Each entry below is to be given again word for word, with no pictures.
---*---
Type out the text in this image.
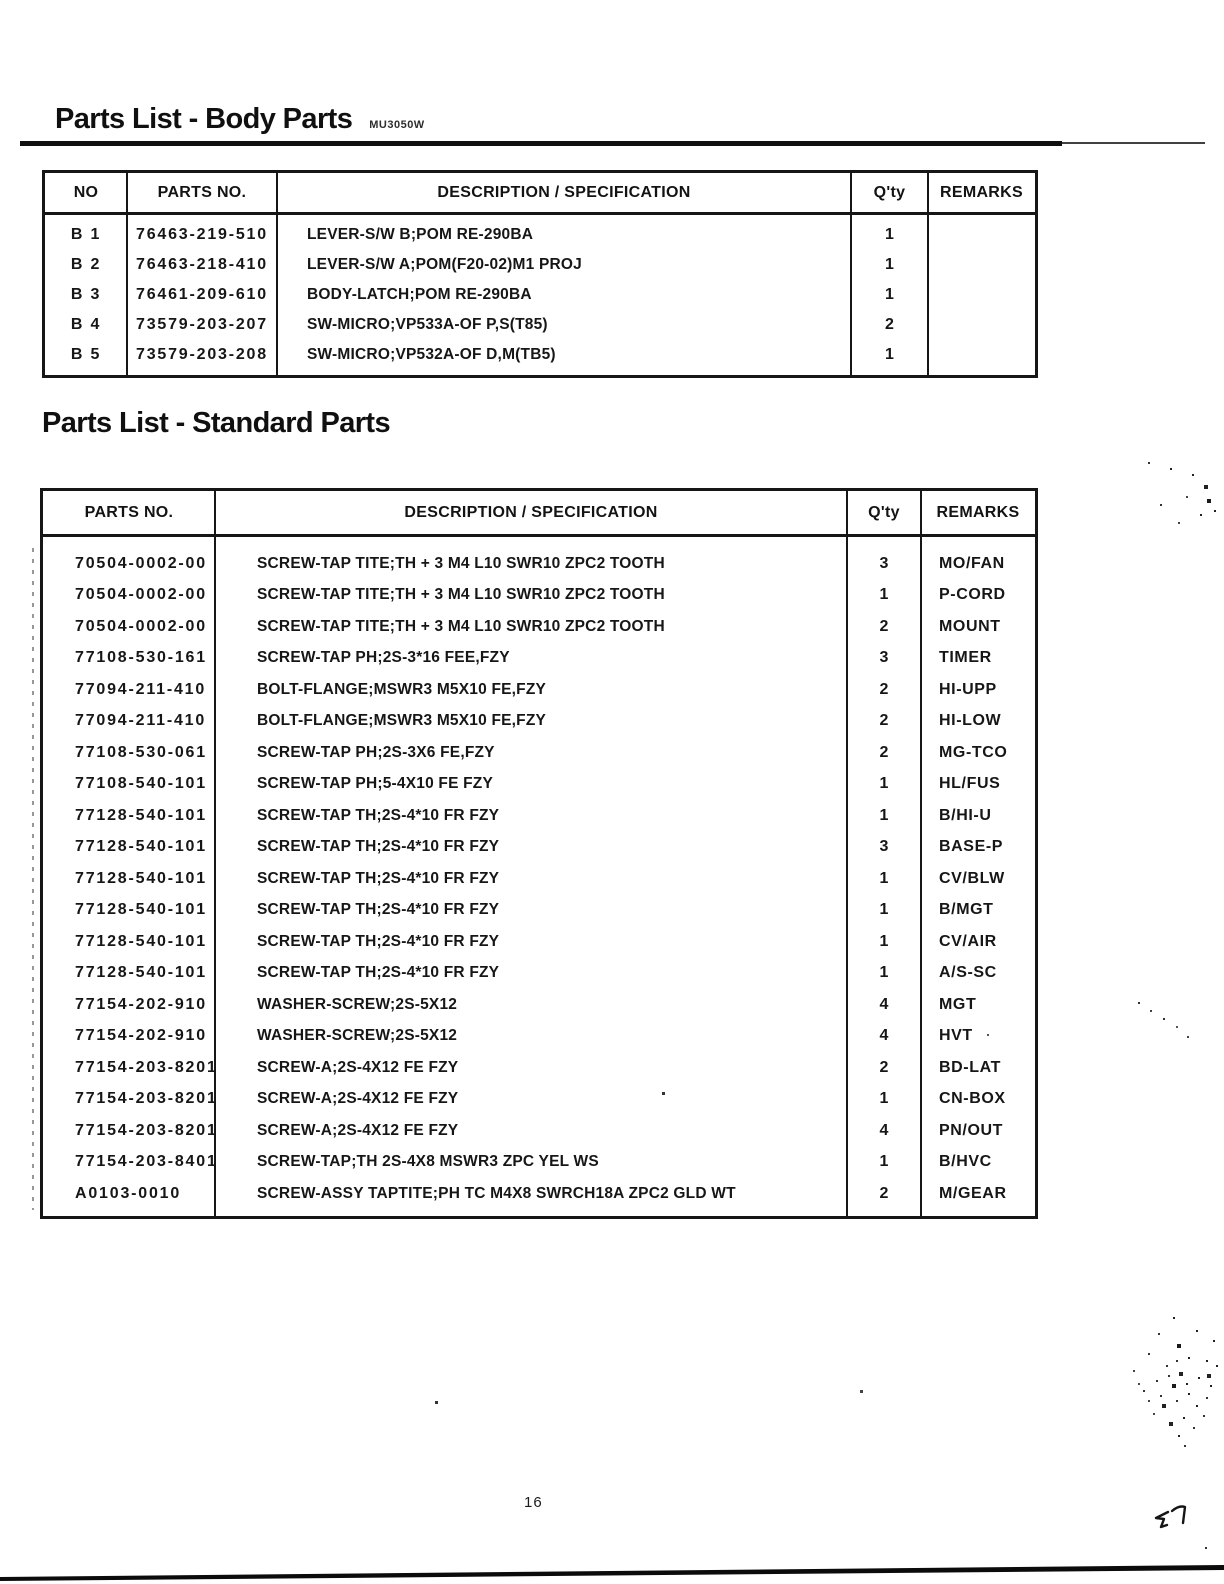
Parts List - Body Parts MU3050W
NO	PARTS NO.	DESCRIPTION / SPECIFICATION	Q'ty	REMARKS
B 1	76463-219-510	LEVER-S/W B;POM RE-290BA	1
B 2	76463-218-410	LEVER-S/W A;POM(F20-02)M1 PROJ	1
B 3	76461-209-610	BODY-LATCH;POM RE-290BA	1
B 4	73579-203-207	SW-MICRO;VP533A-OF P,S(T85)	2
B 5	73579-203-208	SW-MICRO;VP532A-OF D,M(TB5)	1
Parts List - Standard Parts
PARTS NO.	DESCRIPTION / SPECIFICATION	Q'ty	REMARKS
70504-0002-00	SCREW-TAP TITE;TH + 3 M4 L10 SWR10 ZPC2 TOOTH	3	MO/FAN
70504-0002-00	SCREW-TAP TITE;TH + 3 M4 L10 SWR10 ZPC2 TOOTH	1	P-CORD
70504-0002-00	SCREW-TAP TITE;TH + 3 M4 L10 SWR10 ZPC2 TOOTH	2	MOUNT
77108-530-161	SCREW-TAP PH;2S-3*16 FEE,FZY	3	TIMER
77094-211-410	BOLT-FLANGE;MSWR3 M5X10 FE,FZY	2	HI-UPP
77094-211-410	BOLT-FLANGE;MSWR3 M5X10 FE,FZY	2	HI-LOW
77108-530-061	SCREW-TAP PH;2S-3X6 FE,FZY	2	MG-TCO
77108-540-101	SCREW-TAP PH;5-4X10 FE FZY	1	HL/FUS
77128-540-101	SCREW-TAP TH;2S-4*10 FR FZY	1	B/HI-U
77128-540-101	SCREW-TAP TH;2S-4*10 FR FZY	3	BASE-P
77128-540-101	SCREW-TAP TH;2S-4*10 FR FZY	1	CV/BLW
77128-540-101	SCREW-TAP TH;2S-4*10 FR FZY	1	B/MGT
77128-540-101	SCREW-TAP TH;2S-4*10 FR FZY	1	CV/AIR
77128-540-101	SCREW-TAP TH;2S-4*10 FR FZY	1	A/S-SC
77154-202-910	WASHER-SCREW;2S-5X12	4	MGT
77154-202-910	WASHER-SCREW;2S-5X12	4	HVT
77154-203-8201	SCREW-A;2S-4X12 FE FZY	2	BD-LAT
77154-203-8201	SCREW-A;2S-4X12 FE FZY	1	CN-BOX
77154-203-8201	SCREW-A;2S-4X12 FE FZY	4	PN/OUT
77154-203-8401	SCREW-TAP;TH 2S-4X8 MSWR3 ZPC YEL WS	1	B/HVC
A0103-0010	SCREW-ASSY TAPTITE;PH TC M4X8 SWRCH18A ZPC2 GLD WT	2	M/GEAR
16
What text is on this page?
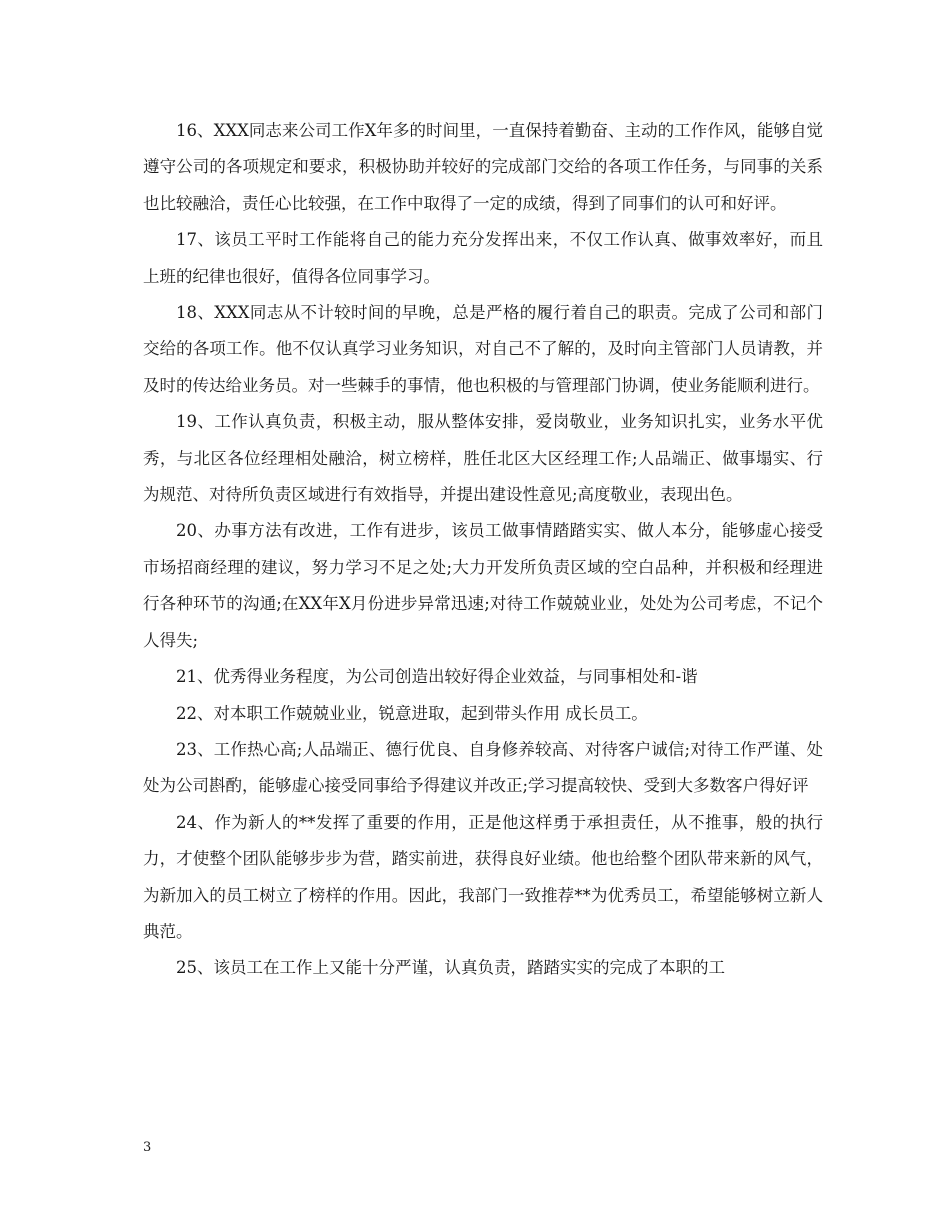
16、XXX同志来公司工作X年多的时间里，一直保持着勤奋、主动的工作作风，能够自觉遵守公司的各项规定和要求，积极协助并较好的完成部门交给的各项工作任务，与同事的关系也比较融洽，责任心比较强，在工作中取得了一定的成绩，得到了同事们的认可和好评。

17、该员工平时工作能将自己的能力充分发挥出来，不仅工作认真、做事效率好，而且上班的纪律也很好，值得各位同事学习。

18、XXX同志从不计较时间的早晚，总是严格的履行着自己的职责。完成了公司和部门交给的各项工作。他不仅认真学习业务知识，对自己不了解的，及时向主管部门人员请教，并及时的传达给业务员。对一些棘手的事情，他也积极的与管理部门协调，使业务能顺利进行。

19、工作认真负责，积极主动，服从整体安排，爱岗敬业，业务知识扎实，业务水平优秀，与北区各位经理相处融洽，树立榜样，胜任北区大区经理工作;人品端正、做事塌实、行为规范、对待所负责区域进行有效指导，并提出建设性意见;高度敬业，表现出色。

20、办事方法有改进，工作有进步，该员工做事情踏踏实实、做人本分，能够虚心接受市场招商经理的建议，努力学习不足之处;大力开发所负责区域的空白品种，并积极和经理进行各种环节的沟通;在XX年X月份进步异常迅速;对待工作兢兢业业，处处为公司考虑，不记个人得失;

21、优秀得业务程度，为公司创造出较好得企业效益，与同事相处和-谐

22、对本职工作兢兢业业，锐意进取，起到带头作用 成长员工。

23、工作热心高;人品端正、德行优良、自身修养较高、对待客户诚信;对待工作严谨、处处为公司斟酌，能够虚心接受同事给予得建议并改正;学习提高较快、受到大多数客户得好评

24、作为新人的**发挥了重要的作用，正是他这样勇于承担责任，从不推事，般的执行力，才使整个团队能够步步为营，踏实前进，获得良好业绩。他也给整个团队带来新的风气，为新加入的员工树立了榜样的作用。因此，我部门一致推荐**为优秀员工，希望能够树立新人典范。

25、该员工在工作上又能十分严谨，认真负责，踏踏实实的完成了本职的工

3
---*---
> _Task output_
Type out the text in this image.
Parts List - Body Parts MU3050W
NO	PARTS NO.	DESCRIPTION / SPECIFICATION	Q'ty	REMARKS
B 1	76463-219-510	LEVER-S/W B;POM RE-290BA	1
B 2	76463-218-410	LEVER-S/W A;POM(F20-02)M1 PROJ	1
B 3	76461-209-610	BODY-LATCH;POM RE-290BA	1
B 4	73579-203-207	SW-MICRO;VP533A-OF P,S(T85)	2
B 5	73579-203-208	SW-MICRO;VP532A-OF D,M(TB5)	1
Parts List - Standard Parts
PARTS NO.	DESCRIPTION / SPECIFICATION	Q'ty	REMARKS
70504-0002-00	SCREW-TAP TITE;TH + 3 M4 L10 SWR10 ZPC2 TOOTH	3	MO/FAN
70504-0002-00	SCREW-TAP TITE;TH + 3 M4 L10 SWR10 ZPC2 TOOTH	1	P-CORD
70504-0002-00	SCREW-TAP TITE;TH + 3 M4 L10 SWR10 ZPC2 TOOTH	2	MOUNT
77108-530-161	SCREW-TAP PH;2S-3*16 FEE,FZY	3	TIMER
77094-211-410	BOLT-FLANGE;MSWR3 M5X10 FE,FZY	2	HI-UPP
77094-211-410	BOLT-FLANGE;MSWR3 M5X10 FE,FZY	2	HI-LOW
77108-530-061	SCREW-TAP PH;2S-3X6 FE,FZY	2	MG-TCO
77108-540-101	SCREW-TAP PH;5-4X10 FE FZY	1	HL/FUS
77128-540-101	SCREW-TAP TH;2S-4*10 FR FZY	1	B/HI-U
77128-540-101	SCREW-TAP TH;2S-4*10 FR FZY	3	BASE-P
77128-540-101	SCREW-TAP TH;2S-4*10 FR FZY	1	CV/BLW
77128-540-101	SCREW-TAP TH;2S-4*10 FR FZY	1	B/MGT
77128-540-101	SCREW-TAP TH;2S-4*10 FR FZY	1	CV/AIR
77128-540-101	SCREW-TAP TH;2S-4*10 FR FZY	1	A/S-SC
77154-202-910	WASHER-SCREW;2S-5X12	4	MGT
77154-202-910	WASHER-SCREW;2S-5X12	4	HVT
77154-203-8201	SCREW-A;2S-4X12 FE FZY	2	BD-LAT
77154-203-8201	SCREW-A;2S-4X12 FE FZY	1	CN-BOX
77154-203-8201	SCREW-A;2S-4X12 FE FZY	4	PN/OUT
77154-203-8401	SCREW-TAP;TH 2S-4X8 MSWR3 ZPC YEL WS	1	B/HVC
A0103-0010	SCREW-ASSY TAPTITE;PH TC M4X8 SWRCH18A ZPC2 GLD WT	2	M/GEAR
16
What text is on this page?
16、XXX同志来公司工作X年多的时间里，一直保持着勤奋、主动的工作作风，能够自觉遵守公司的各项规定和要求，积极协助并较好的完成部门交给的各项工作任务，与同事的关系也比较融洽，责任心比较强，在工作中取得了一定的成绩，得到了同事们的认可和好评。

17、该员工平时工作能将自己的能力充分发挥出来，不仅工作认真、做事效率好，而且上班的纪律也很好，值得各位同事学习。

18、XXX同志从不计较时间的早晚，总是严格的履行着自己的职责。完成了公司和部门交给的各项工作。他不仅认真学习业务知识，对自己不了解的，及时向主管部门人员请教，并及时的传达给业务员。对一些棘手的事情，他也积极的与管理部门协调，使业务能顺利进行。

19、工作认真负责，积极主动，服从整体安排，爱岗敬业，业务知识扎实，业务水平优秀，与北区各位经理相处融洽，树立榜样，胜任北区大区经理工作;人品端正、做事塌实、行为规范、对待所负责区域进行有效指导，并提出建设性意见;高度敬业，表现出色。

20、办事方法有改进，工作有进步，该员工做事情踏踏实实、做人本分，能够虚心接受市场招商经理的建议，努力学习不足之处;大力开发所负责区域的空白品种，并积极和经理进行各种环节的沟通;在XX年X月份进步异常迅速;对待工作兢兢业业，处处为公司考虑，不记个人得失;

21、优秀得业务程度，为公司创造出较好得企业效益，与同事相处和-谐

22、对本职工作兢兢业业，锐意进取，起到带头作用 成长员工。

23、工作热心高;人品端正、德行优良、自身修养较高、对待客户诚信;对待工作严谨、处处为公司斟酌，能够虚心接受同事给予得建议并改正;学习提高较快、受到大多数客户得好评

24、作为新人的**发挥了重要的作用，正是他这样勇于承担责任，从不推事，般的执行力，才使整个团队能够步步为营，踏实前进，获得良好业绩。他也给整个团队带来新的风气，为新加入的员工树立了榜样的作用。因此，我部门一致推荐**为优秀员工，希望能够树立新人典范。

25、该员工在工作上又能十分严谨，认真负责，踏踏实实的完成了本职的工

3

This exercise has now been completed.